### What is asked:
Go through the listing and write out all of it exactly.

[START Data in this exercise]

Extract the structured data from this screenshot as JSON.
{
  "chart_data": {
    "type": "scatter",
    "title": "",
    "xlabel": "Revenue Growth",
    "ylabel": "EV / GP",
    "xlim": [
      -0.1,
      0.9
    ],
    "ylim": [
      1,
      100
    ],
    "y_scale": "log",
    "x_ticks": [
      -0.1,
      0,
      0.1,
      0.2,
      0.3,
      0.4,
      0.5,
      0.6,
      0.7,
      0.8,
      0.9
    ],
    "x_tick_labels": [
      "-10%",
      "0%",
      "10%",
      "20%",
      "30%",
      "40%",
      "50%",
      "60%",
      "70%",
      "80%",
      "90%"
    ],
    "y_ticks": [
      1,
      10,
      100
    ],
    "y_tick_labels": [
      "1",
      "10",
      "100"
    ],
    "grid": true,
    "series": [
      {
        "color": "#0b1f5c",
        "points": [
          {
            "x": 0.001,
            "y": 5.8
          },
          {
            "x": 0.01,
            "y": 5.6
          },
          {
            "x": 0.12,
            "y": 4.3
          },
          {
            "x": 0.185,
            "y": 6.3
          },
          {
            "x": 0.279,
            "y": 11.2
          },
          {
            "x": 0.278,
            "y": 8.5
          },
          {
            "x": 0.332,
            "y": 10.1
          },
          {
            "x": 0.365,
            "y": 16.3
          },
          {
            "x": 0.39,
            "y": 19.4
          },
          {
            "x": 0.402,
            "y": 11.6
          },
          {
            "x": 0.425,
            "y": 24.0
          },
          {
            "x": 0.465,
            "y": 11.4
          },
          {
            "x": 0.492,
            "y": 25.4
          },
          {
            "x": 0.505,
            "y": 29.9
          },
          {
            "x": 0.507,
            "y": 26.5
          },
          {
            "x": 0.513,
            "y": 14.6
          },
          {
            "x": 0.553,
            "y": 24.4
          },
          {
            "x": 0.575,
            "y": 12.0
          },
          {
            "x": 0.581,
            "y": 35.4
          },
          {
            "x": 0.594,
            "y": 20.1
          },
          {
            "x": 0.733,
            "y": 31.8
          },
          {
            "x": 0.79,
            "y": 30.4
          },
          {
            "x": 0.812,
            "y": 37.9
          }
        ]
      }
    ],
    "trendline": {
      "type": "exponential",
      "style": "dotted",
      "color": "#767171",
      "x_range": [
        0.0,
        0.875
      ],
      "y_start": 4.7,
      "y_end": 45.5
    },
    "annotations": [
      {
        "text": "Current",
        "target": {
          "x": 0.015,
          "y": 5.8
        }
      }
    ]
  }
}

[END Data in this exercise]

### Finished answer:
Extract the structured data from this screenshot as JSON.
{
  "chart_data": {
    "type": "scatter",
    "title": "",
    "xlabel": "Revenue Growth",
    "ylabel": "EV / GP",
    "xlim": [
      -0.1,
      0.9
    ],
    "ylim": [
      1,
      100
    ],
    "y_scale": "log",
    "x_ticks": [
      -0.1,
      0,
      0.1,
      0.2,
      0.3,
      0.4,
      0.5,
      0.6,
      0.7,
      0.8,
      0.9
    ],
    "x_tick_labels": [
      "-10%",
      "0%",
      "10%",
      "20%",
      "30%",
      "40%",
      "50%",
      "60%",
      "70%",
      "80%",
      "90%"
    ],
    "y_ticks": [
      1,
      10,
      100
    ],
    "y_tick_labels": [
      "1",
      "10",
      "100"
    ],
    "grid": true,
    "series": [
      {
        "color": "#0b1f5c",
        "points": [
          {
            "x": 0.001,
            "y": 5.8
          },
          {
            "x": 0.01,
            "y": 5.6
          },
          {
            "x": 0.12,
            "y": 4.3
          },
          {
            "x": 0.185,
            "y": 6.3
          },
          {
            "x": 0.279,
            "y": 11.2
          },
          {
            "x": 0.278,
            "y": 8.5
          },
          {
            "x": 0.332,
            "y": 10.1
          },
          {
            "x": 0.365,
            "y": 16.3
          },
          {
            "x": 0.39,
            "y": 19.4
          },
          {
            "x": 0.402,
            "y": 11.6
          },
          {
            "x": 0.425,
            "y": 24.0
          },
          {
            "x": 0.465,
            "y": 11.4
          },
          {
            "x": 0.492,
            "y": 25.4
          },
          {
            "x": 0.505,
            "y": 29.9
          },
          {
            "x": 0.507,
            "y": 26.5
          },
          {
            "x": 0.513,
            "y": 14.6
          },
          {
            "x": 0.553,
            "y": 24.4
          },
          {
            "x": 0.575,
            "y": 12.0
          },
          {
            "x": 0.581,
            "y": 35.4
          },
          {
            "x": 0.594,
            "y": 20.1
          },
          {
            "x": 0.733,
            "y": 31.8
          },
          {
            "x": 0.79,
            "y": 30.4
          },
          {
            "x": 0.812,
            "y": 37.9
          }
        ]
      }
    ],
    "trendline": {
      "type": "exponential",
      "style": "dotted",
      "color": "#767171",
      "x_range": [
        0.0,
        0.875
      ],
      "y_start": 4.7,
      "y_end": 45.5
    },
    "annotations": [
      {
        "text": "Current",
        "target": {
          "x": 0.015,
          "y": 5.8
        }
      }
    ]
  }
}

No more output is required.